(原文)
# # # # #

複数の AI を適材適所に使うことは重要だが,複数の AI を使うときにどうやって情報を共有するかが難しい.本記事ではもともと人間が開発を円滑に進めるためにドキュメントを整備していたが,AI の情報共有でもうまくいったので紹介する.

  • 設計段階ではチャット形式でイメージをつくりたい.
  • 実装はターミナルで動く Agent に任せたい.
  • 双方で情報を共有するためにどうすればよいか.→ ドキュメントを作ればよい.

実現するためにエンジニアに必要なもの

AI がなくても自力で作れるけど時間かかりすぎるしキツい →AI を使うことで単身でも十分対応可能になる,というアプローチ.

  • つくりたいものの具体的なイメージ.
  • (時間などは度外視で)単身で開発してリリースできる技能.
  • ドキュメントを作成する技能.
  • 開発のタスク分割及びマネジメントを適切に行う技能.

設計時

使用する AI:Claude などチャット形式の AI

ゴール:ドキュメントが完成する.

筆者は Claude を使用しているが,他の AI でも同様のことができる.チャット形式でやりとりしながらドキュメントを作成する.

流れ

  1. つくりたいものを明確にイメージする.
  2. AI と対話しながら要件を詰める.少しでも懸念点があれば AI に質問したり自分でドキュメント調べたりして解決する.
  3. 実装のイメージが湧いたら,上記の内容をまとめたドキュメントを書いてもらう.内容を確認して明確でない部分や足りていない部分があればアップデートしてもらう.

コツ

  • ドキュメント作成時には「何が達成されればよいのか」「アプリケーションがどのように使われるか」などを開発者の中で明確にしておく.
  • AI と対話するときにどのような点を明確にすればよいのか,リリースする際にどのような点に注意すべきかを意識しておく.自身の経験が少ない場合は経験豊富なエンジニアに相談する.
  • ドキュメントはしつこくアップデートする.自分が「ドキュメントに従って実装すれば完成する」イメージができたら完成.
  • 一日で完成を目指すと漏れに気付けないので,多少寝かせる時間を設けたほうが良さげ(過去の経験).PC の前に座っているより散歩しながら考えたり,寝る前に考えたりすると良いかも.

# # # # #

(データ抜粋)

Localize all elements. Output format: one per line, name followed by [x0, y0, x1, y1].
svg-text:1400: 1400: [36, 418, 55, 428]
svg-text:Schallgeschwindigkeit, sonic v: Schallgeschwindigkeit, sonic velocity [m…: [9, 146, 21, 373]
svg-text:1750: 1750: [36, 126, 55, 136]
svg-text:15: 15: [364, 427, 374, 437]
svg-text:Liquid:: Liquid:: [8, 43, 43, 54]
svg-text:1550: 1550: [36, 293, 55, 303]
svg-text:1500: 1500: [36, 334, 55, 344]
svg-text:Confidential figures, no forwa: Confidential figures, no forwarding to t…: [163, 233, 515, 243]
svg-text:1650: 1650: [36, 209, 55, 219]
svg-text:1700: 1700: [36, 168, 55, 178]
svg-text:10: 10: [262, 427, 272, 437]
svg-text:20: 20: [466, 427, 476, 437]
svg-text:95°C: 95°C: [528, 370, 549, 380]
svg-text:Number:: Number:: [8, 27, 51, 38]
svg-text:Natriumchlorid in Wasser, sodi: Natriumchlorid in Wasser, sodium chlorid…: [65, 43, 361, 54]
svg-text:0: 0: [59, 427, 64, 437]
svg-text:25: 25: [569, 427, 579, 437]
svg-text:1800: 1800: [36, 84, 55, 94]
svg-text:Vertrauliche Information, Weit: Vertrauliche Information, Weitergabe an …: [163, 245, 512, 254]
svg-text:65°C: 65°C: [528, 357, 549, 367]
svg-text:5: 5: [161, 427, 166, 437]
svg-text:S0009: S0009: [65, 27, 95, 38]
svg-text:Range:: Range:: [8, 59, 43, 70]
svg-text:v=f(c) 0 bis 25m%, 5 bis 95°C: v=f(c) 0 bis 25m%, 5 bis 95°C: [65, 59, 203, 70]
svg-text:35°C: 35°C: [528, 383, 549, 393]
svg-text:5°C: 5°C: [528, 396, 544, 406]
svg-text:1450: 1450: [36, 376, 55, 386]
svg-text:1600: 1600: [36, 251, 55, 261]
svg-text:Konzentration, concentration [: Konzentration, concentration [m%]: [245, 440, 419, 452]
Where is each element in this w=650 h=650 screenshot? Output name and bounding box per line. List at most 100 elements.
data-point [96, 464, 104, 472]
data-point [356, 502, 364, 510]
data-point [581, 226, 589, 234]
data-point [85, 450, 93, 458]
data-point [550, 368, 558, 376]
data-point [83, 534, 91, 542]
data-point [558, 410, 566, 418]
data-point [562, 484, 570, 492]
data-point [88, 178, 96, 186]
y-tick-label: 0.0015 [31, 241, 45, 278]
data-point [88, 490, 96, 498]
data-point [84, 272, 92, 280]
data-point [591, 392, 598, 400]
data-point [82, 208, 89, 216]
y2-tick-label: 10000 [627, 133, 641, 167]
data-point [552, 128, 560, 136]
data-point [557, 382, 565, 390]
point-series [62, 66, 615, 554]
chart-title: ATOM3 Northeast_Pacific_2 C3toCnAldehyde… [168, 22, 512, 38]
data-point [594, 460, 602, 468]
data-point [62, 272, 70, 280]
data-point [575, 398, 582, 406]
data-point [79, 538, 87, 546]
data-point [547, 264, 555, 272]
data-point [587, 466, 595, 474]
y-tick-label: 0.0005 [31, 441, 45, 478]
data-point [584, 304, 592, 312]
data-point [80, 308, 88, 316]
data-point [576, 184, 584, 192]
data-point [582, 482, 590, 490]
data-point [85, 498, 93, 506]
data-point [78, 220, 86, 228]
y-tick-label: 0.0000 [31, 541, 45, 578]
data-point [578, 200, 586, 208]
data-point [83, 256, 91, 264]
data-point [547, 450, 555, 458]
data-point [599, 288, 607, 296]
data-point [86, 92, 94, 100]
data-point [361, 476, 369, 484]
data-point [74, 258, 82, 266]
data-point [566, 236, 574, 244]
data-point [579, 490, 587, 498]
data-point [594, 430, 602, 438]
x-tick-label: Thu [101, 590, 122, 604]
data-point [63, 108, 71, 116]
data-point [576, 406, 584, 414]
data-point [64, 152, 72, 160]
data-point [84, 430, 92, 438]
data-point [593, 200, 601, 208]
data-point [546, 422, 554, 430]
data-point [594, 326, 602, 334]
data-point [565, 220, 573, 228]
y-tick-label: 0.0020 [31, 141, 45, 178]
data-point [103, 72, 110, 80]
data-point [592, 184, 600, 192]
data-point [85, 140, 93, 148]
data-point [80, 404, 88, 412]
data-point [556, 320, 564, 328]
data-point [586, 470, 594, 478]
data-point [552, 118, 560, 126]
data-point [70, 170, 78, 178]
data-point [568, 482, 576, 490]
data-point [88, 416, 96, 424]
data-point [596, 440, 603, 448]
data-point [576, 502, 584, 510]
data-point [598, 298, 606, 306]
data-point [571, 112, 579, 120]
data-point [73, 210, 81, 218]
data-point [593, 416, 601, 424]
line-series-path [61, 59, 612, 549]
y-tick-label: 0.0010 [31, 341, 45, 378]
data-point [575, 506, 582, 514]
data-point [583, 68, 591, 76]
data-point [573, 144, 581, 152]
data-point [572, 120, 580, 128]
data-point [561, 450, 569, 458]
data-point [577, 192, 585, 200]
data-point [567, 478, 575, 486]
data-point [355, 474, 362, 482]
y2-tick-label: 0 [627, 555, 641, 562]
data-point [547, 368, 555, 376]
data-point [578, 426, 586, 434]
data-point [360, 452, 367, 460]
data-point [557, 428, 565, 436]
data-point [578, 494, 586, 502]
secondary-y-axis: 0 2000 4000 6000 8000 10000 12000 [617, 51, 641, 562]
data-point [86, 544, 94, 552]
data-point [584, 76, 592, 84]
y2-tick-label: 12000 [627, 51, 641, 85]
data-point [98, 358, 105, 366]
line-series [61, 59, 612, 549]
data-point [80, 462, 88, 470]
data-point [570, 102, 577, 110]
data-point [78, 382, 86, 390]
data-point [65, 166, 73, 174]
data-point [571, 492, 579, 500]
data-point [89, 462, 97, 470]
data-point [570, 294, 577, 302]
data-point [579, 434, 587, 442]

# # # # #

(作業依頼 1)
複数の AI の使い分けに関する記事で、設計時のゴールは何とされているか。
(作業依頼 2)
複数の AI の使い分けに関する記事の続きを、最後の一文の後から書き進めてください。

(演習結果 1)
ドキュメントが完成することです。

(演習結果 2)
実装時

使用する AI:Claude Code などターミナルで動く AI.

ゴール:ドキュメント通りにアプリケーションが完成する.

AI と対話しながら作成したドキュメントをリポジトリ内の md ファイル(document.md など)などにコピペしておく.これを実装用の AI に読ませる.

筆者は Claude Code を使用しているが,他のターミナル系 AI でも同様のことができる(多分).

流れ

Claude.md など重要だが本記事では本質ではないので割愛.

  1. 【重要】Claude.md に開発ルールを書いておく.ここでは実装内容ではなく開発のルール(実装の仕方や開発時のフローなど)を書く.本記事に関係なく Claude Code を使用する際には非常に重要な作業.
  2. AI にドキュメントを読ませる.実装前にかならず「document.md を読んで今後の実装の流れをまとめてください.まだコードは書かないでください」などと指示して理解させる.
  3. AI が示した実装の流れを確認し,どこまで実装するのかを定めて開発させる.
  4. AI が実装したコードを確認し,必要に応じて修正する.
  5. 以降繰り返し.

コツ

総じて人間が実装する場合と同様のことが注意点になる.

  • 事前に開発のルールやフローを定めておく.本格的に実装を始める前に,本番環境の反映までの流れなど確認しておくと良い.
  • ドキュメントを読ませて出力させた開発の流れがイマイチな場合はドキュメントがイマイチなので記載内容や構造を見直す.
  • (特にはじめのうちは)実装は細かい単位で行う.どこまで AI 任せにしてどこまで人間が確認するのかの感覚を掴む.
  • 一つの実装が終わったらコンテキストを切る(/clear コマンド)ほうが良い.長くなると AI が要約するがイマイチな要約をされて方向性がずれることがある.
  • 一つの実装に対して個別にブランチ個別にするよう開発ルールを定めておくと良い.最悪ブランチごと破棄してやり直せる.
  • できるだけ実装は AI に任せる.「自分がやったほうが早い」も発生するが,「明確なドキュメント」「適切な指示」を行えるように人間側もアップデートを行う.

まとめ

アプリケーションを運用する際には必須となるドキュメントであるが,人間に対する情報共有のためだけでなく,AI に対する情報共有にも有効である.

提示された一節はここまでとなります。